Terror or Hope

Posted: November 19, 2018 in Uncategorized

Mark 13:1-8

Terror or Hope

For followers of the three-year lectionary as I am and I guess you are as listeners; today is the last week we will hear a gospel story from the storyteller we call Mark. Last, Next week is the end of this liturgical Year B with Christ the King Sunday. Then after that we enter a new Church year and a new season of Advent. And the cycle begins all over again.

One of the things I have noticed within myself is a degree of sadness at two things. One being that; with all that I have read and with my growing understanding of who Jesus is for me I have come to value Mark more as one of the earliest of the gospels we have, and two; I think the lectionary short changes him as one of the most valuable gospels when looking for the most important stories of Jesus spoken by the early Christian movement. It does this by leaving out a lot of what it says and by replacing it with other gospel content.

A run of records
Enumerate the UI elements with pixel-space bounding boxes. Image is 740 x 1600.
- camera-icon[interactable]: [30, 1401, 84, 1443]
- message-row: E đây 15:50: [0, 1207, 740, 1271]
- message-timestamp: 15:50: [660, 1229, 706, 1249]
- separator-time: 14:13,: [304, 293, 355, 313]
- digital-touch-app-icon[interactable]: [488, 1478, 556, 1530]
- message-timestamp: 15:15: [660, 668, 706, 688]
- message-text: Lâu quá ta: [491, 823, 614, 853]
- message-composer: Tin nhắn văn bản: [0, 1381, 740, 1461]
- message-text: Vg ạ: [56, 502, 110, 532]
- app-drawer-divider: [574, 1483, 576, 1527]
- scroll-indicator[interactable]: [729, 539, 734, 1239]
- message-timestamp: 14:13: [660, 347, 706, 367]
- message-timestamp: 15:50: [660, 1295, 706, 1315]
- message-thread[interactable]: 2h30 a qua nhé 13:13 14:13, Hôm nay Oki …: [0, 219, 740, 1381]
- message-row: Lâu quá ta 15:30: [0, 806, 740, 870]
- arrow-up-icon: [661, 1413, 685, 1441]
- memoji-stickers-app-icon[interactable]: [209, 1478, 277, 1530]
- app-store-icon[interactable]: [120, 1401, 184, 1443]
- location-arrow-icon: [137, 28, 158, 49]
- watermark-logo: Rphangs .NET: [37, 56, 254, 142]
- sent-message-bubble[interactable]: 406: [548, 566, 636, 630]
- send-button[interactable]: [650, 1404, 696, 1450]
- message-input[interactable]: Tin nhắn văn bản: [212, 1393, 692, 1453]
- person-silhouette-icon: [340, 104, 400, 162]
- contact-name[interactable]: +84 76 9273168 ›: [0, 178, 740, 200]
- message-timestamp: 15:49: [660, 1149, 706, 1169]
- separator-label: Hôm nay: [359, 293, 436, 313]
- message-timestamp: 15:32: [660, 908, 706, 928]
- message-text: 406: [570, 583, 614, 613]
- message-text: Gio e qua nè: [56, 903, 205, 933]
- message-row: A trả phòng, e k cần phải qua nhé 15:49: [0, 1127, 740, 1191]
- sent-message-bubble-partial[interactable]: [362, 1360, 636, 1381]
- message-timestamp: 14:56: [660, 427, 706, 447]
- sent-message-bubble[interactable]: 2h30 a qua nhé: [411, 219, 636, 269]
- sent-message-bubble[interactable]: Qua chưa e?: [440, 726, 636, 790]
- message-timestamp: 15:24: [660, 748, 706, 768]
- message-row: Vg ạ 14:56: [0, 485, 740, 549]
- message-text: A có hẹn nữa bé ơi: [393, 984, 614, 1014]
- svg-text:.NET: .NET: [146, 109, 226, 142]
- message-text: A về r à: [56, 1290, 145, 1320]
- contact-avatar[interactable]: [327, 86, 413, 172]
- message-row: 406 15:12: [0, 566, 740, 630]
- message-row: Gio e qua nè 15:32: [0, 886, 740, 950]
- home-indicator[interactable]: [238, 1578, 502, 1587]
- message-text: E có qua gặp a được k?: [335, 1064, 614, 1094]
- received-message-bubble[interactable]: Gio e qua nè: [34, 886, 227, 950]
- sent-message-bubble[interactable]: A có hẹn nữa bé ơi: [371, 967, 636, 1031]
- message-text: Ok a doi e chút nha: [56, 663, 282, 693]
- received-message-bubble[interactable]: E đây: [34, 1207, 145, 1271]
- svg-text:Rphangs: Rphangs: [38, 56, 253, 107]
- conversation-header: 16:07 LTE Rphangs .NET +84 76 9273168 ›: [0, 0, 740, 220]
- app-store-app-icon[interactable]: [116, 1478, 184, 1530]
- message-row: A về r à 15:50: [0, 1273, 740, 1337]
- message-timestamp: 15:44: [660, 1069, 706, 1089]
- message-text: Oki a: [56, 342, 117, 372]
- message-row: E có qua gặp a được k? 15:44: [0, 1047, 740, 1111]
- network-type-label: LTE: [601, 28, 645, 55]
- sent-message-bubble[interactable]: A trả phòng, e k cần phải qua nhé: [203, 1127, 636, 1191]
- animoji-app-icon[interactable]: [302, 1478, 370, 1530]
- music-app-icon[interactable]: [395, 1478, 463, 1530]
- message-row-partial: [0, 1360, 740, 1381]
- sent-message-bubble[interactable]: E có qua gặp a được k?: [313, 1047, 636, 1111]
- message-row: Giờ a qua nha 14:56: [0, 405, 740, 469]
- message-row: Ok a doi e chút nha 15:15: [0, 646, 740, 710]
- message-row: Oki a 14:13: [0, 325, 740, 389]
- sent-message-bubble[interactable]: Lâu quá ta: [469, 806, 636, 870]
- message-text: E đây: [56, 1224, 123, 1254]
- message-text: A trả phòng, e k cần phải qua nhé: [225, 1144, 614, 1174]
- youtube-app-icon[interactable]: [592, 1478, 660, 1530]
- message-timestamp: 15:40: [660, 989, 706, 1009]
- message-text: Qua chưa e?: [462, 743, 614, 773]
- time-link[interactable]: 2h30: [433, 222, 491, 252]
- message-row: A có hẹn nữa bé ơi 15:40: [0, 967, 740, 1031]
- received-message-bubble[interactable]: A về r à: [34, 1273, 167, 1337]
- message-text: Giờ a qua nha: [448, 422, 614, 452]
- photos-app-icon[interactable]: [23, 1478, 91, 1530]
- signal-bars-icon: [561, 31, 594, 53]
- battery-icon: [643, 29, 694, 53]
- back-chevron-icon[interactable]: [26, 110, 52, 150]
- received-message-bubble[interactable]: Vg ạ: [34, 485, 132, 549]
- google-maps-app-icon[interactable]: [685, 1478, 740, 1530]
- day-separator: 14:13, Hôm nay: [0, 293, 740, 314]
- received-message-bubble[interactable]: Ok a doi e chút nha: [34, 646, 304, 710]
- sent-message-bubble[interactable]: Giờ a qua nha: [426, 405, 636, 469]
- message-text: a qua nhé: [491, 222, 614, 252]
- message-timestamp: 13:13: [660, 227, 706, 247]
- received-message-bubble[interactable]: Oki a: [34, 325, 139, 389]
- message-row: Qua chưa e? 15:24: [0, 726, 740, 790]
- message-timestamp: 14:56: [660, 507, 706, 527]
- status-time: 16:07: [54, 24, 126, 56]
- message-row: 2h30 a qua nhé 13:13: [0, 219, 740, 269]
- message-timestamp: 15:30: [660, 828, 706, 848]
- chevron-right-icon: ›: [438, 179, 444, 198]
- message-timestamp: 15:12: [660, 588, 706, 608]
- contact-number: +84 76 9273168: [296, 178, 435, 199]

▶ [Required task] In the Terror or Hope post, take the part that opens with the words containing "For followers of" and closes with "other gospel content.", and write it out again with "lectionary" changed to "calendar of readings". The listing stands on its own, apart from the Terror or Hope post.

▶ [Answer to the problem]
For followers of the three-year calendar of readings as I am and I guess you are as listeners; today is the last week we will hear a gospel story from the storyteller we call Mark. Last, Next week is the end of this liturgical Year B with Christ the King Sunday. Then after that we enter a new Church year and a new season of Advent. And the cycle begins all over again.

One of the things I have noticed within myself is a degree of sadness at two things. One being that; with all that I have read and with my growing understanding of who Jesus is for me I have come to value Mark more as one of the earliest of the gospels we have, and two; I think the calendar of readings short changes him as one of the most valuable gospels when looking for the most important stories of Jesus spoken by the early Christian movement. It does this by leaving out a lot of what it says and by replacing it with other gospel content.